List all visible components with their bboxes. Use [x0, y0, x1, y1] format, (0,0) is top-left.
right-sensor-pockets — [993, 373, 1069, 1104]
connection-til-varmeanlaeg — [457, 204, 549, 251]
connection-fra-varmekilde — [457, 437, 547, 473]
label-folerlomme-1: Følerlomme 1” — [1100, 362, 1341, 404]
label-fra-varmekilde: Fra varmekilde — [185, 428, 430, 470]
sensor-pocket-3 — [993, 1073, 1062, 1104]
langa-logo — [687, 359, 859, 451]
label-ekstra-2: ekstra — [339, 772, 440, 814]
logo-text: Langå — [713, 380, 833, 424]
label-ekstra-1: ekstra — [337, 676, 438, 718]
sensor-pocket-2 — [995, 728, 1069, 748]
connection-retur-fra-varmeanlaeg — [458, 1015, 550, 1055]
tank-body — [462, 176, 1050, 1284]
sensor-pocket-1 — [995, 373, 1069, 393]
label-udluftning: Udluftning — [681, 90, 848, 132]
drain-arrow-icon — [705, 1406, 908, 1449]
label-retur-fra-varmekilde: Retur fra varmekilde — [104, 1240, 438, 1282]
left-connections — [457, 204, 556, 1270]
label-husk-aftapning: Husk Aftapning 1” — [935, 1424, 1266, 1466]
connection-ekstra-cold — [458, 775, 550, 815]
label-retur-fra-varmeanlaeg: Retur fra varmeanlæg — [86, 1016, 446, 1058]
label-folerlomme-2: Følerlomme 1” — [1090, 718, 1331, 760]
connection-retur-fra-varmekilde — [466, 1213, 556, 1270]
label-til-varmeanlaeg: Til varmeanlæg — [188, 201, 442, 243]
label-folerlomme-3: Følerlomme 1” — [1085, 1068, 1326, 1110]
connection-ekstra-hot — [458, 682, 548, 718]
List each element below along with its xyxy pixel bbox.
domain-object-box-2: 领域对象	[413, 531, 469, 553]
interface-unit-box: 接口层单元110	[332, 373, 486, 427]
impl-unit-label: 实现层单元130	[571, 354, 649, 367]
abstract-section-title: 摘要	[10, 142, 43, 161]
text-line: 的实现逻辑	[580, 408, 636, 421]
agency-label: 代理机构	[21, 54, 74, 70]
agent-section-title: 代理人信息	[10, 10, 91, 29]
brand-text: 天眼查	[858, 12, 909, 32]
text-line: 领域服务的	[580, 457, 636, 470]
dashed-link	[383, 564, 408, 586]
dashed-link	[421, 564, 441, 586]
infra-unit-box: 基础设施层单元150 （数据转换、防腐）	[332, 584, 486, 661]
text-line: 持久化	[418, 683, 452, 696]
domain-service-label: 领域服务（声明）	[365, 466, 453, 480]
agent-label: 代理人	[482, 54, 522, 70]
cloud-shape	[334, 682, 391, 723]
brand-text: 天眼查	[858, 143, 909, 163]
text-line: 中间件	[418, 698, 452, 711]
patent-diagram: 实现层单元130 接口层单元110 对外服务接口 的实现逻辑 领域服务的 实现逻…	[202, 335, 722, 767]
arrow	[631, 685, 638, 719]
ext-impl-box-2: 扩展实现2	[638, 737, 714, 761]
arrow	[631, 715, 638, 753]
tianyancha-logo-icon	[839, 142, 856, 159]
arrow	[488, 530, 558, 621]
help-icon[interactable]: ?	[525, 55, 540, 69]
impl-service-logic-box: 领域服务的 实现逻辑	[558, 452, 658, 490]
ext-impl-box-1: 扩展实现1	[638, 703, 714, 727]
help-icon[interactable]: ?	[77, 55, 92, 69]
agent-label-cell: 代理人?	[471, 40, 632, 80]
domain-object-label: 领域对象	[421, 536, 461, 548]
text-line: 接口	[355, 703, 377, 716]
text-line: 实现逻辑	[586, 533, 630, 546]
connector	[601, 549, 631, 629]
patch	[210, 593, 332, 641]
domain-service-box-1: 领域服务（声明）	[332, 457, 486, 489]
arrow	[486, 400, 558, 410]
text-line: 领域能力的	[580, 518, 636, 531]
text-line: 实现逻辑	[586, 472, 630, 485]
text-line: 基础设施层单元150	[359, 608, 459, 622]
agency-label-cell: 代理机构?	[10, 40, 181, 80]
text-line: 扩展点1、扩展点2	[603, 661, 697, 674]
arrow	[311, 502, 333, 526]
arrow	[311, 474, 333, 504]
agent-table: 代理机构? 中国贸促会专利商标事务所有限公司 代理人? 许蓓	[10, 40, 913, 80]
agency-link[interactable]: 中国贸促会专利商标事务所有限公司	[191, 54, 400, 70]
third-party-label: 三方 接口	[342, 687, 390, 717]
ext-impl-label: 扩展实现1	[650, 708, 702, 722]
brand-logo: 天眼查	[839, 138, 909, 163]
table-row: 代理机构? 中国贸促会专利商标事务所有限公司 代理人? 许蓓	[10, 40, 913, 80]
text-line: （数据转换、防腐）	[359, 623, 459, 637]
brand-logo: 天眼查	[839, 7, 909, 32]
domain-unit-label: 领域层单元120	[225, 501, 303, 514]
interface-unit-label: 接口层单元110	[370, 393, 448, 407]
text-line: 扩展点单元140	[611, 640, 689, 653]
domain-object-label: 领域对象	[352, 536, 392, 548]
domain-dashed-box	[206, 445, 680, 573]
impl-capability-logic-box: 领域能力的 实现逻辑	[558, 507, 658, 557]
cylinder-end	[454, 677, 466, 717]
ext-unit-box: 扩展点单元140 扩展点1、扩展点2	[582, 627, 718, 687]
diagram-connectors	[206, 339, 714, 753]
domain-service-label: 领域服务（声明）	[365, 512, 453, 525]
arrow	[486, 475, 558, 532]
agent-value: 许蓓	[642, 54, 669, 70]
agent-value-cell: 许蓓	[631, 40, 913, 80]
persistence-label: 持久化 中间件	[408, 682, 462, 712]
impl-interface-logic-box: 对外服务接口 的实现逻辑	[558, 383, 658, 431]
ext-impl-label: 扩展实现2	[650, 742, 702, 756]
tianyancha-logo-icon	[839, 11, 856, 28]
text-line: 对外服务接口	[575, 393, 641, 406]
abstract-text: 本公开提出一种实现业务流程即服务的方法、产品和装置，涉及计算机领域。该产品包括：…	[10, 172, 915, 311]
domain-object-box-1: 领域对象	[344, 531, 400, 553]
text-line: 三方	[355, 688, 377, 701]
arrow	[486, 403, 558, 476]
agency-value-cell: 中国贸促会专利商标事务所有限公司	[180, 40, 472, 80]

Problem statement: Write out every line of the records above verbatim, from the first line to the last.

Result of the task:
List all visible components with their bboxes. Use [x0, y0, x1, y1] format, (0,0) is top-left.
right-sensor-pockets — [993, 373, 1069, 1104]
connection-til-varmeanlaeg — [457, 204, 549, 251]
connection-fra-varmekilde — [457, 437, 547, 473]
label-folerlomme-1: Følerlomme 1” — [1100, 362, 1341, 404]
label-fra-varmekilde: Fra varmekilde — [185, 428, 430, 470]
sensor-pocket-3 — [993, 1073, 1062, 1104]
langa-logo — [687, 359, 859, 451]
label-ekstra-2: ekstra — [339, 772, 440, 814]
logo-text: Langå — [713, 380, 833, 424]
label-ekstra-1: ekstra — [337, 676, 438, 718]
sensor-pocket-2 — [995, 728, 1069, 748]
connection-retur-fra-varmeanlaeg — [458, 1015, 550, 1055]
tank-body — [462, 176, 1050, 1284]
sensor-pocket-1 — [995, 373, 1069, 393]
label-udluftning: Udluftning — [681, 90, 848, 132]
drain-arrow-icon — [705, 1406, 908, 1449]
label-retur-fra-varmekilde: Retur fra varmekilde — [104, 1240, 438, 1282]
left-connections — [457, 204, 556, 1270]
label-husk-aftapning: Husk Aftapning 1” — [935, 1424, 1266, 1466]
connection-ekstra-cold — [458, 775, 550, 815]
label-retur-fra-varmeanlaeg: Retur fra varmeanlæg — [86, 1016, 446, 1058]
label-folerlomme-2: Følerlomme 1” — [1090, 718, 1331, 760]
connection-retur-fra-varmekilde — [466, 1213, 556, 1270]
label-til-varmeanlaeg: Til varmeanlæg — [188, 201, 442, 243]
label-folerlomme-3: Følerlomme 1” — [1085, 1068, 1326, 1110]
connection-ekstra-hot — [458, 682, 548, 718]
List each element below along with its xyxy pixel bbox.
domain-object-box-2: 领域对象	[413, 531, 469, 553]
interface-unit-box: 接口层单元110	[332, 373, 486, 427]
impl-unit-label: 实现层单元130	[571, 354, 649, 367]
abstract-section-title: 摘要	[10, 142, 43, 161]
text-line: 的实现逻辑	[580, 408, 636, 421]
agency-label: 代理机构	[21, 54, 74, 70]
agent-section-title: 代理人信息	[10, 10, 91, 29]
brand-text: 天眼查	[858, 12, 909, 32]
text-line: 领域服务的	[580, 457, 636, 470]
dashed-link	[383, 564, 408, 586]
dashed-link	[421, 564, 441, 586]
infra-unit-box: 基础设施层单元150 （数据转换、防腐）	[332, 584, 486, 661]
text-line: 持久化	[418, 683, 452, 696]
domain-service-label: 领域服务（声明）	[365, 466, 453, 480]
agent-label: 代理人	[482, 54, 522, 70]
cloud-shape	[334, 682, 391, 723]
brand-text: 天眼查	[858, 143, 909, 163]
text-line: 中间件	[418, 698, 452, 711]
patent-diagram: 实现层单元130 接口层单元110 对外服务接口 的实现逻辑 领域服务的 实现逻…	[202, 335, 722, 767]
arrow	[631, 685, 638, 719]
ext-impl-box-2: 扩展实现2	[638, 737, 714, 761]
arrow	[631, 715, 638, 753]
tianyancha-logo-icon	[839, 142, 856, 159]
arrow	[488, 530, 558, 621]
help-icon[interactable]: ?	[525, 55, 540, 69]
impl-service-logic-box: 领域服务的 实现逻辑	[558, 452, 658, 490]
ext-impl-box-1: 扩展实现1	[638, 703, 714, 727]
help-icon[interactable]: ?	[77, 55, 92, 69]
agent-label-cell: 代理人?	[471, 40, 632, 80]
domain-object-label: 领域对象	[421, 536, 461, 548]
text-line: 接口	[355, 703, 377, 716]
text-line: 实现逻辑	[586, 533, 630, 546]
connector	[601, 549, 631, 629]
patch	[210, 593, 332, 641]
domain-service-box-1: 领域服务（声明）	[332, 457, 486, 489]
arrow	[486, 400, 558, 410]
text-line: 领域能力的	[580, 518, 636, 531]
text-line: 实现逻辑	[586, 472, 630, 485]
text-line: 基础设施层单元150	[359, 608, 459, 622]
agency-label-cell: 代理机构?	[10, 40, 181, 80]
text-line: 扩展点1、扩展点2	[603, 661, 697, 674]
arrow	[311, 502, 333, 526]
arrow	[311, 474, 333, 504]
agent-table: 代理机构? 中国贸促会专利商标事务所有限公司 代理人? 许蓓	[10, 40, 913, 80]
agency-link[interactable]: 中国贸促会专利商标事务所有限公司	[191, 54, 400, 70]
third-party-label: 三方 接口	[342, 687, 390, 717]
ext-impl-label: 扩展实现1	[650, 708, 702, 722]
brand-logo: 天眼查	[839, 138, 909, 163]
table-row: 代理机构? 中国贸促会专利商标事务所有限公司 代理人? 许蓓	[10, 40, 913, 80]
text-line: （数据转换、防腐）	[359, 623, 459, 637]
brand-logo: 天眼查	[839, 7, 909, 32]
domain-unit-label: 领域层单元120	[225, 501, 303, 514]
interface-unit-label: 接口层单元110	[370, 393, 448, 407]
text-line: 扩展点单元140	[611, 640, 689, 653]
domain-object-label: 领域对象	[352, 536, 392, 548]
domain-dashed-box	[206, 445, 680, 573]
impl-capability-logic-box: 领域能力的 实现逻辑	[558, 507, 658, 557]
cylinder-end	[454, 677, 466, 717]
ext-unit-box: 扩展点单元140 扩展点1、扩展点2	[582, 627, 718, 687]
diagram-connectors	[206, 339, 714, 753]
domain-service-label: 领域服务（声明）	[365, 512, 453, 525]
arrow	[486, 475, 558, 532]
agent-value: 许蓓	[642, 54, 669, 70]
agent-value-cell: 许蓓	[631, 40, 913, 80]
persistence-label: 持久化 中间件	[408, 682, 462, 712]
impl-interface-logic-box: 对外服务接口 的实现逻辑	[558, 383, 658, 431]
ext-impl-label: 扩展实现2	[650, 742, 702, 756]
tianyancha-logo-icon	[839, 11, 856, 28]
text-line: 对外服务接口	[575, 393, 641, 406]
abstract-text: 本公开提出一种实现业务流程即服务的方法、产品和装置，涉及计算机领域。该产品包括：…	[10, 172, 915, 311]
domain-object-box-1: 领域对象	[344, 531, 400, 553]
text-line: 三方	[355, 688, 377, 701]
arrow	[486, 403, 558, 476]
agency-value-cell: 中国贸促会专利商标事务所有限公司	[180, 40, 472, 80]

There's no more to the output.